━━━━━ Data shown ━━━━━

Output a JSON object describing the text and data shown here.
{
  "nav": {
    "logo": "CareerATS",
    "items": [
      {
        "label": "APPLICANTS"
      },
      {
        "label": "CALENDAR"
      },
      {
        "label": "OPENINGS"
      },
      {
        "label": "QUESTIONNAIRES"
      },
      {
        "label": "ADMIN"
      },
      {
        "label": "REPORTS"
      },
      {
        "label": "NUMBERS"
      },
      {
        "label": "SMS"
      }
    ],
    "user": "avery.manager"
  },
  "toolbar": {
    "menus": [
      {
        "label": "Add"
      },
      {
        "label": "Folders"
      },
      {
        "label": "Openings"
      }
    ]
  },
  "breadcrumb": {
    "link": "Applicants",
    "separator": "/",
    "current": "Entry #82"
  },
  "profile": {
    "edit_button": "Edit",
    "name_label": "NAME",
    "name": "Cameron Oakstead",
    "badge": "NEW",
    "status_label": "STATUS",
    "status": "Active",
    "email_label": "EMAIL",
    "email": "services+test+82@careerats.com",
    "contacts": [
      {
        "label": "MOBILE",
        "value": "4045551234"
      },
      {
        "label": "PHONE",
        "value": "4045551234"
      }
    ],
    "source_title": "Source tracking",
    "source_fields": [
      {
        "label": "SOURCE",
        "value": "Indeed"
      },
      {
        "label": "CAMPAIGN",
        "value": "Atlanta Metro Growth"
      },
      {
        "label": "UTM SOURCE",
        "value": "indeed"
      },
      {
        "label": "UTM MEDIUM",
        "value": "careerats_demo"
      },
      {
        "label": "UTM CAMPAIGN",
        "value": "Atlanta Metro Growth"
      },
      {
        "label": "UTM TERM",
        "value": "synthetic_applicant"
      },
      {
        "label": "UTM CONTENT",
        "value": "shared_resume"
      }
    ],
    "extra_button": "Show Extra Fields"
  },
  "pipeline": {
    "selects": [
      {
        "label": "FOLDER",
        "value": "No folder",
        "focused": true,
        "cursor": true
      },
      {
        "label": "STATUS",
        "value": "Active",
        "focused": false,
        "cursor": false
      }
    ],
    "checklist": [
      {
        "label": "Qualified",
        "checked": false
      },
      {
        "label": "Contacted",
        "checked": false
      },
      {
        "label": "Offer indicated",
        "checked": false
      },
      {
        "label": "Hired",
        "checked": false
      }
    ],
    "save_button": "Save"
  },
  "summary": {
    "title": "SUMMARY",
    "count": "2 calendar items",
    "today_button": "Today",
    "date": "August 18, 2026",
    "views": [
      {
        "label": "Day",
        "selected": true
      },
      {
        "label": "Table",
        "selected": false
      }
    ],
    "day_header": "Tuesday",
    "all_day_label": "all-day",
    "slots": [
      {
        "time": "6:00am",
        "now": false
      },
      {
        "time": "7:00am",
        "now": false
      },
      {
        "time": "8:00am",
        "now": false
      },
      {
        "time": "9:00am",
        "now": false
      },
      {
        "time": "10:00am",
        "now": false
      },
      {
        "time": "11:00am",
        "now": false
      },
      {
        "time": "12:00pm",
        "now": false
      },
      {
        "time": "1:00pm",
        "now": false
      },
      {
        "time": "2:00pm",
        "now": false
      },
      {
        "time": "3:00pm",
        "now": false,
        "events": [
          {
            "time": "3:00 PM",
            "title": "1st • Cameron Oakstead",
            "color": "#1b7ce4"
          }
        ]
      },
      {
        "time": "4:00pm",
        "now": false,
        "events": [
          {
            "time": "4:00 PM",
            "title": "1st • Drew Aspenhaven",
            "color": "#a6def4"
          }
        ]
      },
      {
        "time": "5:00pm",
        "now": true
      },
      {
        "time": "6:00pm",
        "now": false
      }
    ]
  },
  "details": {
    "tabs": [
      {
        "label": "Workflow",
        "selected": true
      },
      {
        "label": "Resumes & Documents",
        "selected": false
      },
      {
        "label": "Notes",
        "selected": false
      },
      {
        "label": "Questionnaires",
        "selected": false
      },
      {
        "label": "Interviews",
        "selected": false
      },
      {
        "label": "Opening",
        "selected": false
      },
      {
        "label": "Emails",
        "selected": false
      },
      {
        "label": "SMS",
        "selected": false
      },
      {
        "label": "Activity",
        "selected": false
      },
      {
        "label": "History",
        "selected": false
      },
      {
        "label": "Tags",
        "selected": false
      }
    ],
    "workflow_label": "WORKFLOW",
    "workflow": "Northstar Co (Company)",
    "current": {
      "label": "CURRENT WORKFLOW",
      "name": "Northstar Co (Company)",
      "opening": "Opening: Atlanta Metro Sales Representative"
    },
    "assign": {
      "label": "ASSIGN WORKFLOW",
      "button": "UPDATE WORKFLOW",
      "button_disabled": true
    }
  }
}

━━━━━

Problem details: Each entry above is to be set down again in exactly the same words.

Task output:
Output a JSON object describing the text and data shown here.
{
  "nav": {
    "logo": "CareerATS",
    "items": [
      {
        "label": "APPLICANTS"
      },
      {
        "label": "CALENDAR"
      },
      {
        "label": "OPENINGS"
      },
      {
        "label": "QUESTIONNAIRES"
      },
      {
        "label": "ADMIN"
      },
      {
        "label": "REPORTS"
      },
      {
        "label": "NUMBERS"
      },
      {
        "label": "SMS"
      }
    ],
    "user": "avery.manager"
  },
  "toolbar": {
    "menus": [
      {
        "label": "Add"
      },
      {
        "label": "Folders"
      },
      {
        "label": "Openings"
      }
    ]
  },
  "breadcrumb": {
    "link": "Applicants",
    "separator": "/",
    "current": "Entry #82"
  },
  "profile": {
    "edit_button": "Edit",
    "name_label": "NAME",
    "name": "Cameron Oakstead",
    "badge": "NEW",
    "status_label": "STATUS",
    "status": "Active",
    "email_label": "EMAIL",
    "email": "services+test+82@careerats.com",
    "contacts": [
      {
        "label": "MOBILE",
        "value": "4045551234"
      },
      {
        "label": "PHONE",
        "value": "4045551234"
      }
    ],
    "source_title": "Source tracking",
    "source_fields": [
      {
        "label": "SOURCE",
        "value": "Indeed"
      },
      {
        "label": "CAMPAIGN",
        "value": "Atlanta Metro Growth"
      },
      {
        "label": "UTM SOURCE",
        "value": "indeed"
      },
      {
        "label": "UTM MEDIUM",
        "value": "careerats_demo"
      },
      {
        "label": "UTM CAMPAIGN",
        "value": "Atlanta Metro Growth"
      },
      {
        "label": "UTM TERM",
        "value": "synthetic_applicant"
      },
      {
        "label": "UTM CONTENT",
        "value": "shared_resume"
      }
    ],
    "extra_button": "Show Extra Fields"
  },
  "pipeline": {
    "selects": [
      {
        "label": "FOLDER",
        "value": "No folder",
        "focused": true,
        "cursor": true
      },
      {
        "label": "STATUS",
        "value": "Active",
        "focused": false,
        "cursor": false
      }
    ],
    "checklist": [
      {
        "label": "Qualified",
        "checked": false
      },
      {
        "label": "Contacted",
        "checked": false
      },
      {
        "label": "Offer indicated",
        "checked": false
      },
      {
        "label": "Hired",
        "checked": false
      }
    ],
    "save_button": "Save"
  },
  "summary": {
    "title": "SUMMARY",
    "count": "2 calendar items",
    "today_button": "Today",
    "date": "August 18, 2026",
    "views": [
      {
        "label": "Day",
        "selected": true
      },
      {
        "label": "Table",
        "selected": false
      }
    ],
    "day_header": "Tuesday",
    "all_day_label": "all-day",
    "slots": [
      {
        "time": "6:00am",
        "now": false
      },
      {
        "time": "7:00am",
        "now": false
      },
      {
        "time": "8:00am",
        "now": false
      },
      {
        "time": "9:00am",
        "now": false
      },
      {
        "time": "10:00am",
        "now": false
      },
      {
        "time": "11:00am",
        "now": false
      },
      {
        "time": "12:00pm",
        "now": false
      },
      {
        "time": "1:00pm",
        "now": false
      },
      {
        "time": "2:00pm",
        "now": false
      },
      {
        "time": "3:00pm",
        "now": false,
        "events": [
          {
            "time": "3:00 PM",
            "title": "1st • Cameron Oakstead",
            "color": "#1b7ce4"
          }
        ]
      },
      {
        "time": "4:00pm",
        "now": false,
        "events": [
          {
            "time": "4:00 PM",
            "title": "1st • Drew Aspenhaven",
            "color": "#a6def4"
          }
        ]
      },
      {
        "time": "5:00pm",
        "now": true
      },
      {
        "time": "6:00pm",
        "now": false
      }
    ]
  },
  "details": {
    "tabs": [
      {
        "label": "Workflow",
        "selected": true
      },
      {
        "label": "Resumes & Documents",
        "selected": false
      },
      {
        "label": "Notes",
        "selected": false
      },
      {
        "label": "Questionnaires",
        "selected": false
      },
      {
        "label": "Interviews",
        "selected": false
      },
      {
        "label": "Opening",
        "selected": false
      },
      {
        "label": "Emails",
        "selected": false
      },
      {
        "label": "SMS",
        "selected": false
      },
      {
        "label": "Activity",
        "selected": false
      },
      {
        "label": "History",
        "selected": false
      },
      {
        "label": "Tags",
        "selected": false
      }
    ],
    "workflow_label": "WORKFLOW",
    "workflow": "Northstar Co (Company)",
    "current": {
      "label": "CURRENT WORKFLOW",
      "name": "Northstar Co (Company)",
      "opening": "Opening: Atlanta Metro Sales Representative"
    },
    "assign": {
      "label": "ASSIGN WORKFLOW",
      "button": "UPDATE WORKFLOW",
      "button_disabled": true
    }
  }
}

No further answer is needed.